**Task requirements:**
Print all of the data exactly.

**Records for processing:**
────────────────

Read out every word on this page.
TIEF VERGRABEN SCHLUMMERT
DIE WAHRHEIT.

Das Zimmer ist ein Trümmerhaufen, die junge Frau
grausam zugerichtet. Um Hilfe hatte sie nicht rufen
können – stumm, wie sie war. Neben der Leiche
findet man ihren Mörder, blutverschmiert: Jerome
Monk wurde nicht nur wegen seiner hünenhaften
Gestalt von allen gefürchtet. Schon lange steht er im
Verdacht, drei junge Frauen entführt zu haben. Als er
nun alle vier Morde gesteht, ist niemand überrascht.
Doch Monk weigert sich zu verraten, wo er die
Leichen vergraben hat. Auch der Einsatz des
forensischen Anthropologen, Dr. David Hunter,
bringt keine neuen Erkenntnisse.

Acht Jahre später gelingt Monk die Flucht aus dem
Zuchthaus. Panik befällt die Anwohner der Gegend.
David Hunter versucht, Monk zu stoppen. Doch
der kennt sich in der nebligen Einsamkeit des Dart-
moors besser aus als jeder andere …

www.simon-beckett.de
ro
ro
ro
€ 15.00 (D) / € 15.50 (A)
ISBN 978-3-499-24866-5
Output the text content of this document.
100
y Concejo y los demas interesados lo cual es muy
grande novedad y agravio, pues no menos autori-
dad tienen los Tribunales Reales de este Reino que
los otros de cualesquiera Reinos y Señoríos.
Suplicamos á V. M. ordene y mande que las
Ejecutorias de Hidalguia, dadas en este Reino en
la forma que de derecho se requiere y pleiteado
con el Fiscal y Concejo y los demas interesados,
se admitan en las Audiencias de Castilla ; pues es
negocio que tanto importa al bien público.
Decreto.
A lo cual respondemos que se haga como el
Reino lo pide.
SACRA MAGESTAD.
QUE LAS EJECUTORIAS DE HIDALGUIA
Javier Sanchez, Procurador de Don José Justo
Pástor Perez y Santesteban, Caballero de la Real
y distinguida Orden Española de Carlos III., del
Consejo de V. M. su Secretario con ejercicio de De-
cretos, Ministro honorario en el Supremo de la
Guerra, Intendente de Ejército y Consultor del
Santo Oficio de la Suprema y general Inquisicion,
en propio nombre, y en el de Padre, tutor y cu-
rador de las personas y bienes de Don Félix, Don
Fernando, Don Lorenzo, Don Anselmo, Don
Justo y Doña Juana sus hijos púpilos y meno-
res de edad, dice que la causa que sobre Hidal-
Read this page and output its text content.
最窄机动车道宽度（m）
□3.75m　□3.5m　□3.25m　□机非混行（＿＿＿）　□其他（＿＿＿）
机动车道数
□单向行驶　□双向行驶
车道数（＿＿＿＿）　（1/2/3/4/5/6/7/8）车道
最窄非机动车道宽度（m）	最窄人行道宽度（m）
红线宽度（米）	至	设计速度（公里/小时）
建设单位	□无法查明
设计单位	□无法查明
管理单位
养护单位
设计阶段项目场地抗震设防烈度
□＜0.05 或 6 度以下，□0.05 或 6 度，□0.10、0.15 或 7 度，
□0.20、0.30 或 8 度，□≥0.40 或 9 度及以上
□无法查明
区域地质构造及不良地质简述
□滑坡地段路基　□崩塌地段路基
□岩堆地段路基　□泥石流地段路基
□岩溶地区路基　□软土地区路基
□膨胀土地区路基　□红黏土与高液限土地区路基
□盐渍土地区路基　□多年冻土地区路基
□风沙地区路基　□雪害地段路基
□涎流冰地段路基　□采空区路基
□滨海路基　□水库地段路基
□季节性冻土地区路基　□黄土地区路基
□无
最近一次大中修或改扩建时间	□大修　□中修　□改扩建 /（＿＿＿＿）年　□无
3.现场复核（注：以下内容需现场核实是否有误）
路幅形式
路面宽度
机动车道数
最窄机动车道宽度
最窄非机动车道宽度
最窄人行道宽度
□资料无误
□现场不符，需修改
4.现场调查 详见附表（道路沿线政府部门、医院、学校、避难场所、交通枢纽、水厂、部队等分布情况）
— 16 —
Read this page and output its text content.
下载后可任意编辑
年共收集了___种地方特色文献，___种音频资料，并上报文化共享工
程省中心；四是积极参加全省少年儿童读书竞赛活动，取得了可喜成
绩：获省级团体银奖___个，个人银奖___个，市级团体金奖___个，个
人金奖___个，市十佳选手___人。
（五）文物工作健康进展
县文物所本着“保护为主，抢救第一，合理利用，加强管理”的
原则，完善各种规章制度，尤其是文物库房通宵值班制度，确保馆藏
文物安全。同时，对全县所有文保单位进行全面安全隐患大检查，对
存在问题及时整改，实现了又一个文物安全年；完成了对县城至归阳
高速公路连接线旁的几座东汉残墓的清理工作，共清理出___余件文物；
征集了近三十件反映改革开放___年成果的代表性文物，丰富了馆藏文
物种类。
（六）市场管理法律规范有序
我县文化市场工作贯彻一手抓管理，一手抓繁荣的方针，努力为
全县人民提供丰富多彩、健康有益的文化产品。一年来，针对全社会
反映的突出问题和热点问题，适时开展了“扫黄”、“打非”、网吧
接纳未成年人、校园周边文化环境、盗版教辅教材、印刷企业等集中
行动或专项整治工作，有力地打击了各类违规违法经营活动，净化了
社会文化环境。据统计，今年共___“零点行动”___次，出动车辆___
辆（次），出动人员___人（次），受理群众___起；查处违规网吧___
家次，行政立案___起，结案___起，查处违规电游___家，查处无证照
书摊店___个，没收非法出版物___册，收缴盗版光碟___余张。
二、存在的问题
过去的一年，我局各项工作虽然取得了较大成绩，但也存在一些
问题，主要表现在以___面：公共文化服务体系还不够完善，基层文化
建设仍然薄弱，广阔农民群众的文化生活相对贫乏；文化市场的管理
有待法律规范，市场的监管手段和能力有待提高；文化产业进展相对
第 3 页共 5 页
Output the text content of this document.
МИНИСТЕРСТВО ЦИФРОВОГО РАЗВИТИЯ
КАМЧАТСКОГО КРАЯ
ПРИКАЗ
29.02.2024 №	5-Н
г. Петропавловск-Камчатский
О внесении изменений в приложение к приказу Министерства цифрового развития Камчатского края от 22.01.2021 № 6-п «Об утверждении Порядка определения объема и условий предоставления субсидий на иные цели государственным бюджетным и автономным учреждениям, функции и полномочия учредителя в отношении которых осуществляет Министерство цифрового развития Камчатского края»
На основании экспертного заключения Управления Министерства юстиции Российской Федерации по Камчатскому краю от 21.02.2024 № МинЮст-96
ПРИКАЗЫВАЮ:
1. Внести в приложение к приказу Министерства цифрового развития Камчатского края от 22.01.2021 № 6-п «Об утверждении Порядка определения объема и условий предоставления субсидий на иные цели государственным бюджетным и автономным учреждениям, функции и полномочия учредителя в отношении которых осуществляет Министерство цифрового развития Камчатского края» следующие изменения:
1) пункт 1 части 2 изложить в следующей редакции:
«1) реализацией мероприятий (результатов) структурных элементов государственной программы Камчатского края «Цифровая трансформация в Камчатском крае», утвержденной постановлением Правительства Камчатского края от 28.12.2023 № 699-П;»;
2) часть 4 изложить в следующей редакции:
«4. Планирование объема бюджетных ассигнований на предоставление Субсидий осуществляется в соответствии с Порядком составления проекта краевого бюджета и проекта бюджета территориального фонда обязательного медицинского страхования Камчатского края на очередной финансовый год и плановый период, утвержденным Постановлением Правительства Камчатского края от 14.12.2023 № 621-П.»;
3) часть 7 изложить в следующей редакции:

────────────────

**Answer:**
Read out every word on this page.
TIEF VERGRABEN SCHLUMMERT
DIE WAHRHEIT.

Das Zimmer ist ein Trümmerhaufen, die junge Frau
grausam zugerichtet. Um Hilfe hatte sie nicht rufen
können – stumm, wie sie war. Neben der Leiche
findet man ihren Mörder, blutverschmiert: Jerome
Monk wurde nicht nur wegen seiner hünenhaften
Gestalt von allen gefürchtet. Schon lange steht er im
Verdacht, drei junge Frauen entführt zu haben. Als er
nun alle vier Morde gesteht, ist niemand überrascht.
Doch Monk weigert sich zu verraten, wo er die
Leichen vergraben hat. Auch der Einsatz des
forensischen Anthropologen, Dr. David Hunter,
bringt keine neuen Erkenntnisse.

Acht Jahre später gelingt Monk die Flucht aus dem
Zuchthaus. Panik befällt die Anwohner der Gegend.
David Hunter versucht, Monk zu stoppen. Doch
der kennt sich in der nebligen Einsamkeit des Dart-
moors besser aus als jeder andere …

www.simon-beckett.de
ro
ro
ro
€ 15.00 (D) / € 15.50 (A)
ISBN 978-3-499-24866-5
Output the text content of this document.
100
y Concejo y los demas interesados lo cual es muy
grande novedad y agravio, pues no menos autori-
dad tienen los Tribunales Reales de este Reino que
los otros de cualesquiera Reinos y Señoríos.
Suplicamos á V. M. ordene y mande que las
Ejecutorias de Hidalguia, dadas en este Reino en
la forma que de derecho se requiere y pleiteado
con el Fiscal y Concejo y los demas interesados,
se admitan en las Audiencias de Castilla ; pues es
negocio que tanto importa al bien público.
Decreto.
A lo cual respondemos que se haga como el
Reino lo pide.
SACRA MAGESTAD.
QUE LAS EJECUTORIAS DE HIDALGUIA
Javier Sanchez, Procurador de Don José Justo
Pástor Perez y Santesteban, Caballero de la Real
y distinguida Orden Española de Carlos III., del
Consejo de V. M. su Secretario con ejercicio de De-
cretos, Ministro honorario en el Supremo de la
Guerra, Intendente de Ejército y Consultor del
Santo Oficio de la Suprema y general Inquisicion,
en propio nombre, y en el de Padre, tutor y cu-
rador de las personas y bienes de Don Félix, Don
Fernando, Don Lorenzo, Don Anselmo, Don
Justo y Doña Juana sus hijos púpilos y meno-
res de edad, dice que la causa que sobre Hidal-
Read this page and output its text content.
最窄机动车道宽度（m）
□3.75m　□3.5m　□3.25m　□机非混行（＿＿＿）　□其他（＿＿＿）
机动车道数
□单向行驶　□双向行驶
车道数（＿＿＿＿）　（1/2/3/4/5/6/7/8）车道
最窄非机动车道宽度（m）	最窄人行道宽度（m）
红线宽度（米）	至	设计速度（公里/小时）
建设单位	□无法查明
设计单位	□无法查明
管理单位
养护单位
设计阶段项目场地抗震设防烈度
□＜0.05 或 6 度以下，□0.05 或 6 度，□0.10、0.15 或 7 度，
□0.20、0.30 或 8 度，□≥0.40 或 9 度及以上
□无法查明
区域地质构造及不良地质简述
□滑坡地段路基　□崩塌地段路基
□岩堆地段路基　□泥石流地段路基
□岩溶地区路基　□软土地区路基
□膨胀土地区路基　□红黏土与高液限土地区路基
□盐渍土地区路基　□多年冻土地区路基
□风沙地区路基　□雪害地段路基
□涎流冰地段路基　□采空区路基
□滨海路基　□水库地段路基
□季节性冻土地区路基　□黄土地区路基
□无
最近一次大中修或改扩建时间	□大修　□中修　□改扩建 /（＿＿＿＿）年　□无
3.现场复核（注：以下内容需现场核实是否有误）
路幅形式
路面宽度
机动车道数
最窄机动车道宽度
最窄非机动车道宽度
最窄人行道宽度
□资料无误
□现场不符，需修改
4.现场调查 详见附表（道路沿线政府部门、医院、学校、避难场所、交通枢纽、水厂、部队等分布情况）
— 16 —
Read this page and output its text content.
下载后可任意编辑
年共收集了___种地方特色文献，___种音频资料，并上报文化共享工
程省中心；四是积极参加全省少年儿童读书竞赛活动，取得了可喜成
绩：获省级团体银奖___个，个人银奖___个，市级团体金奖___个，个
人金奖___个，市十佳选手___人。
（五）文物工作健康进展
县文物所本着“保护为主，抢救第一，合理利用，加强管理”的
原则，完善各种规章制度，尤其是文物库房通宵值班制度，确保馆藏
文物安全。同时，对全县所有文保单位进行全面安全隐患大检查，对
存在问题及时整改，实现了又一个文物安全年；完成了对县城至归阳
高速公路连接线旁的几座东汉残墓的清理工作，共清理出___余件文物；
征集了近三十件反映改革开放___年成果的代表性文物，丰富了馆藏文
物种类。
（六）市场管理法律规范有序
我县文化市场工作贯彻一手抓管理，一手抓繁荣的方针，努力为
全县人民提供丰富多彩、健康有益的文化产品。一年来，针对全社会
反映的突出问题和热点问题，适时开展了“扫黄”、“打非”、网吧
接纳未成年人、校园周边文化环境、盗版教辅教材、印刷企业等集中
行动或专项整治工作，有力地打击了各类违规违法经营活动，净化了
社会文化环境。据统计，今年共___“零点行动”___次，出动车辆___
辆（次），出动人员___人（次），受理群众___起；查处违规网吧___
家次，行政立案___起，结案___起，查处违规电游___家，查处无证照
书摊店___个，没收非法出版物___册，收缴盗版光碟___余张。
二、存在的问题
过去的一年，我局各项工作虽然取得了较大成绩，但也存在一些
问题，主要表现在以___面：公共文化服务体系还不够完善，基层文化
建设仍然薄弱，广阔农民群众的文化生活相对贫乏；文化市场的管理
有待法律规范，市场的监管手段和能力有待提高；文化产业进展相对
第 3 页共 5 页
Output the text content of this document.
МИНИСТЕРСТВО ЦИФРОВОГО РАЗВИТИЯ
КАМЧАТСКОГО КРАЯ
ПРИКАЗ
29.02.2024 №	5-Н
г. Петропавловск-Камчатский
О внесении изменений в приложение к приказу Министерства цифрового развития Камчатского края от 22.01.2021 № 6-п «Об утверждении Порядка определения объема и условий предоставления субсидий на иные цели государственным бюджетным и автономным учреждениям, функции и полномочия учредителя в отношении которых осуществляет Министерство цифрового развития Камчатского края»
На основании экспертного заключения Управления Министерства юстиции Российской Федерации по Камчатскому краю от 21.02.2024 № МинЮст-96
ПРИКАЗЫВАЮ:
1. Внести в приложение к приказу Министерства цифрового развития Камчатского края от 22.01.2021 № 6-п «Об утверждении Порядка определения объема и условий предоставления субсидий на иные цели государственным бюджетным и автономным учреждениям, функции и полномочия учредителя в отношении которых осуществляет Министерство цифрового развития Камчатского края» следующие изменения:
1) пункт 1 части 2 изложить в следующей редакции:
«1) реализацией мероприятий (результатов) структурных элементов государственной программы Камчатского края «Цифровая трансформация в Камчатском крае», утвержденной постановлением Правительства Камчатского края от 28.12.2023 № 699-П;»;
2) часть 4 изложить в следующей редакции:
«4. Планирование объема бюджетных ассигнований на предоставление Субсидий осуществляется в соответствии с Порядком составления проекта краевого бюджета и проекта бюджета территориального фонда обязательного медицинского страхования Камчатского края на очередной финансовый год и плановый период, утвержденным Постановлением Правительства Камчатского края от 14.12.2023 № 621-П.»;
3) часть 7 изложить в следующей редакции:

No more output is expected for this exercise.